─── DATASET RECORDS

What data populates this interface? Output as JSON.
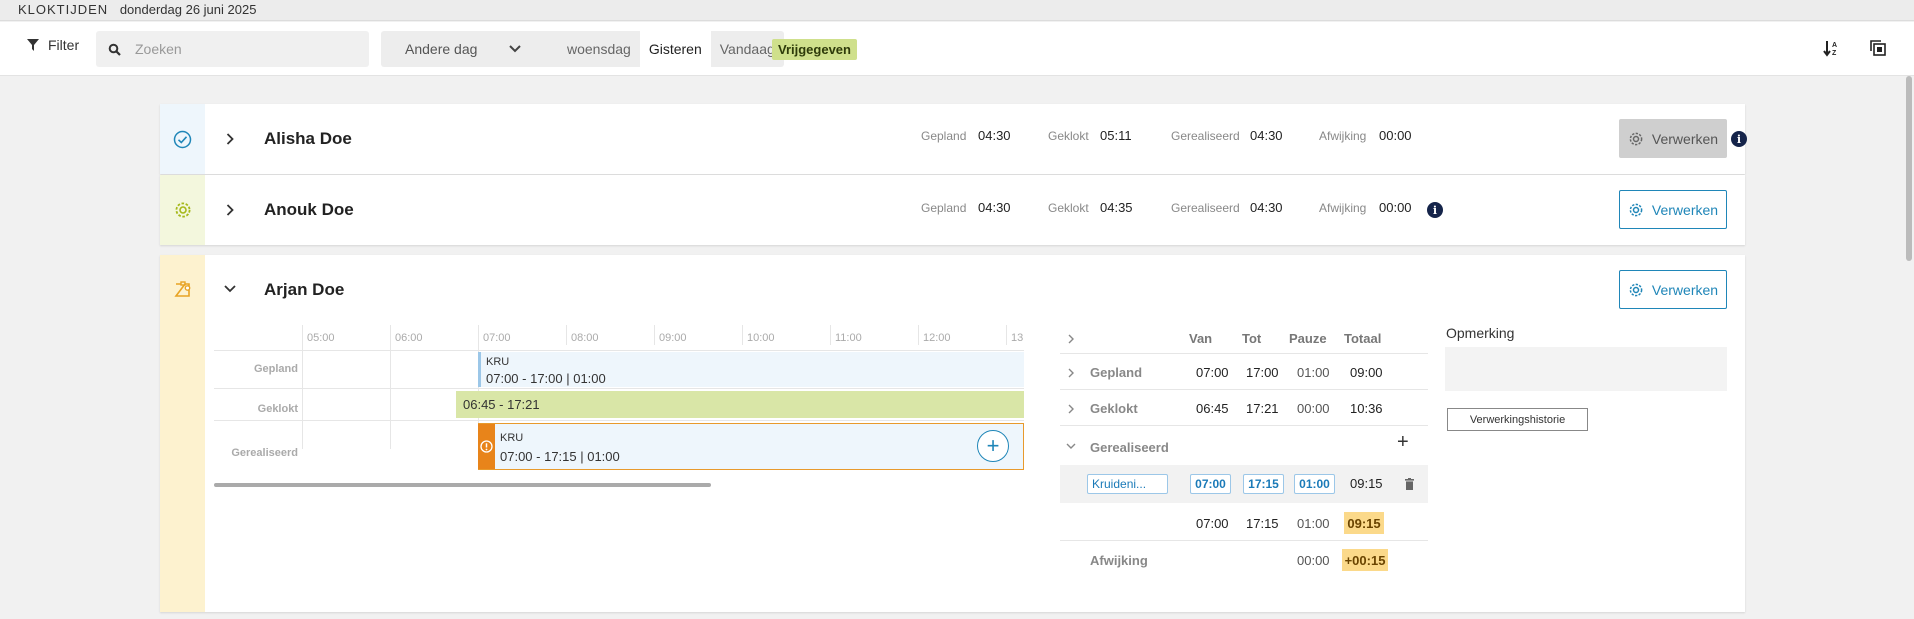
{
  "topbar": {
    "app": "KLOKTIJDEN",
    "date": "donderdag 26 juni 2025"
  },
  "toolbar": {
    "filter_label": "Filter",
    "search_placeholder": "Zoeken",
    "other_day_label": "Andere dag",
    "days": [
      "woensdag",
      "Gisteren",
      "Vandaag"
    ],
    "active_day": "Gisteren",
    "status_badge": "Vrijgegeven",
    "icons": [
      "filter-icon",
      "search-icon",
      "chevron-down-icon",
      "sort-icon",
      "copy-icon"
    ]
  },
  "colors": {
    "accent": "#1f86b8",
    "badge": "#cfe08c",
    "highlight": "#fbd98a",
    "warning": "#e8841a"
  },
  "employees": [
    {
      "name": "Alisha Doe",
      "status_icon": "check-circle-icon",
      "stats": {
        "gepland_label": "Gepland",
        "gepland": "04:30",
        "geklokt_label": "Geklokt",
        "geklokt": "05:11",
        "gerealiseerd_label": "Gerealiseerd",
        "gerealiseerd": "04:30",
        "afwijking_label": "Afwijking",
        "afwijking": "00:00"
      },
      "action": "Verwerken",
      "action_state": "disabled"
    },
    {
      "name": "Anouk Doe",
      "status_icon": "gear-icon",
      "stats": {
        "gepland_label": "Gepland",
        "gepland": "04:30",
        "geklokt_label": "Geklokt",
        "geklokt": "04:35",
        "gerealiseerd_label": "Gerealiseerd",
        "gerealiseerd": "04:30",
        "afwijking_label": "Afwijking",
        "afwijking": "00:00"
      },
      "action": "Verwerken",
      "action_state": "enabled"
    },
    {
      "name": "Arjan Doe",
      "status_icon": "clipboard-icon",
      "action": "Verwerken",
      "timeline": {
        "hours": [
          "05:00",
          "06:00",
          "07:00",
          "08:00",
          "09:00",
          "10:00",
          "11:00",
          "12:00",
          "13"
        ],
        "rows": [
          "Gepland",
          "Geklokt",
          "Gerealiseerd"
        ],
        "gepland_code": "KRU",
        "gepland_time": "07:00 - 17:00 | 01:00",
        "geklokt_time": "06:45 - 17:21",
        "gerealiseerd_code": "KRU",
        "gerealiseerd_time": "07:00 - 17:15 | 01:00"
      },
      "detail": {
        "headers": [
          "Van",
          "Tot",
          "Pauze",
          "Totaal"
        ],
        "gepland": {
          "label": "Gepland",
          "van": "07:00",
          "tot": "17:00",
          "pauze": "01:00",
          "totaal": "09:00"
        },
        "geklokt": {
          "label": "Geklokt",
          "van": "06:45",
          "tot": "17:21",
          "pauze": "00:00",
          "totaal": "10:36"
        },
        "gerealiseerd_label": "Gerealiseerd",
        "entry": {
          "department": "Kruideni...",
          "van": "07:00",
          "tot": "17:15",
          "pauze": "01:00",
          "totaal": "09:15"
        },
        "sum": {
          "van": "07:00",
          "tot": "17:15",
          "pauze": "01:00",
          "totaal": "09:15"
        },
        "afwijking": {
          "label": "Afwijking",
          "pauze": "00:00",
          "totaal": "+00:15"
        }
      },
      "opmerking_label": "Opmerking",
      "history_button": "Verwerkingshistorie"
    }
  ]
}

──────

OBJECTIVE:
Retype everything in the material word for word, minus pictures.

REPLY TO THE EXERCISE:
What data populates this interface? Output as JSON.
{
  "topbar": {
    "app": "KLOKTIJDEN",
    "date": "donderdag 26 juni 2025"
  },
  "toolbar": {
    "filter_label": "Filter",
    "search_placeholder": "Zoeken",
    "other_day_label": "Andere dag",
    "days": [
      "woensdag",
      "Gisteren",
      "Vandaag"
    ],
    "active_day": "Gisteren",
    "status_badge": "Vrijgegeven",
    "icons": [
      "filter-icon",
      "search-icon",
      "chevron-down-icon",
      "sort-icon",
      "copy-icon"
    ]
  },
  "colors": {
    "accent": "#1f86b8",
    "badge": "#cfe08c",
    "highlight": "#fbd98a",
    "warning": "#e8841a"
  },
  "employees": [
    {
      "name": "Alisha Doe",
      "status_icon": "check-circle-icon",
      "stats": {
        "gepland_label": "Gepland",
        "gepland": "04:30",
        "geklokt_label": "Geklokt",
        "geklokt": "05:11",
        "gerealiseerd_label": "Gerealiseerd",
        "gerealiseerd": "04:30",
        "afwijking_label": "Afwijking",
        "afwijking": "00:00"
      },
      "action": "Verwerken",
      "action_state": "disabled"
    },
    {
      "name": "Anouk Doe",
      "status_icon": "gear-icon",
      "stats": {
        "gepland_label": "Gepland",
        "gepland": "04:30",
        "geklokt_label": "Geklokt",
        "geklokt": "04:35",
        "gerealiseerd_label": "Gerealiseerd",
        "gerealiseerd": "04:30",
        "afwijking_label": "Afwijking",
        "afwijking": "00:00"
      },
      "action": "Verwerken",
      "action_state": "enabled"
    },
    {
      "name": "Arjan Doe",
      "status_icon": "clipboard-icon",
      "action": "Verwerken",
      "timeline": {
        "hours": [
          "05:00",
          "06:00",
          "07:00",
          "08:00",
          "09:00",
          "10:00",
          "11:00",
          "12:00",
          "13"
        ],
        "rows": [
          "Gepland",
          "Geklokt",
          "Gerealiseerd"
        ],
        "gepland_code": "KRU",
        "gepland_time": "07:00 - 17:00 | 01:00",
        "geklokt_time": "06:45 - 17:21",
        "gerealiseerd_code": "KRU",
        "gerealiseerd_time": "07:00 - 17:15 | 01:00"
      },
      "detail": {
        "headers": [
          "Van",
          "Tot",
          "Pauze",
          "Totaal"
        ],
        "gepland": {
          "label": "Gepland",
          "van": "07:00",
          "tot": "17:00",
          "pauze": "01:00",
          "totaal": "09:00"
        },
        "geklokt": {
          "label": "Geklokt",
          "van": "06:45",
          "tot": "17:21",
          "pauze": "00:00",
          "totaal": "10:36"
        },
        "gerealiseerd_label": "Gerealiseerd",
        "entry": {
          "department": "Kruideni...",
          "van": "07:00",
          "tot": "17:15",
          "pauze": "01:00",
          "totaal": "09:15"
        },
        "sum": {
          "van": "07:00",
          "tot": "17:15",
          "pauze": "01:00",
          "totaal": "09:15"
        },
        "afwijking": {
          "label": "Afwijking",
          "pauze": "00:00",
          "totaal": "+00:15"
        }
      },
      "opmerking_label": "Opmerking",
      "history_button": "Verwerkingshistorie"
    }
  ]
}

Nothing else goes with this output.